===== Data lines

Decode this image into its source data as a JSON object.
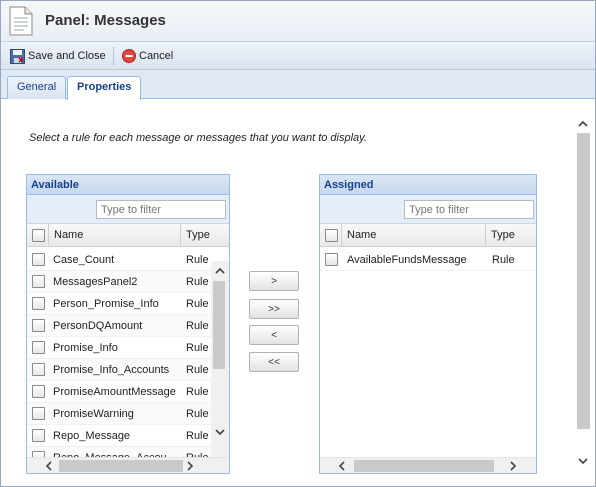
{
  "header": {
    "title": "Panel: Messages"
  },
  "toolbar": {
    "save_close_label": "Save and Close",
    "cancel_label": "Cancel"
  },
  "tabs": [
    {
      "label": "General",
      "active": false
    },
    {
      "label": "Properties",
      "active": true
    }
  ],
  "content": {
    "instruction": "Select a rule for each message or messages that you want to display."
  },
  "available": {
    "title": "Available",
    "filter_placeholder": "Type to filter",
    "columns": {
      "name": "Name",
      "type": "Type"
    },
    "rows": [
      {
        "name": "Case_Count",
        "type": "Rule"
      },
      {
        "name": "MessagesPanel2",
        "type": "Rule"
      },
      {
        "name": "Person_Promise_Info",
        "type": "Rule"
      },
      {
        "name": "PersonDQAmount",
        "type": "Rule"
      },
      {
        "name": "Promise_Info",
        "type": "Rule"
      },
      {
        "name": "Promise_Info_Accounts",
        "type": "Rule"
      },
      {
        "name": "PromiseAmountMessage",
        "type": "Rule"
      },
      {
        "name": "PromiseWarning",
        "type": "Rule"
      },
      {
        "name": "Repo_Message",
        "type": "Rule"
      },
      {
        "name": "Repo_Message_Accou",
        "type": "Rule"
      }
    ]
  },
  "assigned": {
    "title": "Assigned",
    "filter_placeholder": "Type to filter",
    "columns": {
      "name": "Name",
      "type": "Type"
    },
    "rows": [
      {
        "name": "AvailableFundsMessage",
        "type": "Rule"
      }
    ]
  },
  "move_buttons": {
    "add": ">",
    "add_all": ">>",
    "remove": "<",
    "remove_all": "<<"
  }
}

==========

Task to complete:
Write out every record above exactly as it stands, but leave out the pictures.

Task output:
Decode this image into its source data as a JSON object.
{
  "header": {
    "title": "Panel: Messages"
  },
  "toolbar": {
    "save_close_label": "Save and Close",
    "cancel_label": "Cancel"
  },
  "tabs": [
    {
      "label": "General",
      "active": false
    },
    {
      "label": "Properties",
      "active": true
    }
  ],
  "content": {
    "instruction": "Select a rule for each message or messages that you want to display."
  },
  "available": {
    "title": "Available",
    "filter_placeholder": "Type to filter",
    "columns": {
      "name": "Name",
      "type": "Type"
    },
    "rows": [
      {
        "name": "Case_Count",
        "type": "Rule"
      },
      {
        "name": "MessagesPanel2",
        "type": "Rule"
      },
      {
        "name": "Person_Promise_Info",
        "type": "Rule"
      },
      {
        "name": "PersonDQAmount",
        "type": "Rule"
      },
      {
        "name": "Promise_Info",
        "type": "Rule"
      },
      {
        "name": "Promise_Info_Accounts",
        "type": "Rule"
      },
      {
        "name": "PromiseAmountMessage",
        "type": "Rule"
      },
      {
        "name": "PromiseWarning",
        "type": "Rule"
      },
      {
        "name": "Repo_Message",
        "type": "Rule"
      },
      {
        "name": "Repo_Message_Accou",
        "type": "Rule"
      }
    ]
  },
  "assigned": {
    "title": "Assigned",
    "filter_placeholder": "Type to filter",
    "columns": {
      "name": "Name",
      "type": "Type"
    },
    "rows": [
      {
        "name": "AvailableFundsMessage",
        "type": "Rule"
      }
    ]
  },
  "move_buttons": {
    "add": ">",
    "add_all": ">>",
    "remove": "<",
    "remove_all": "<<"
  }
}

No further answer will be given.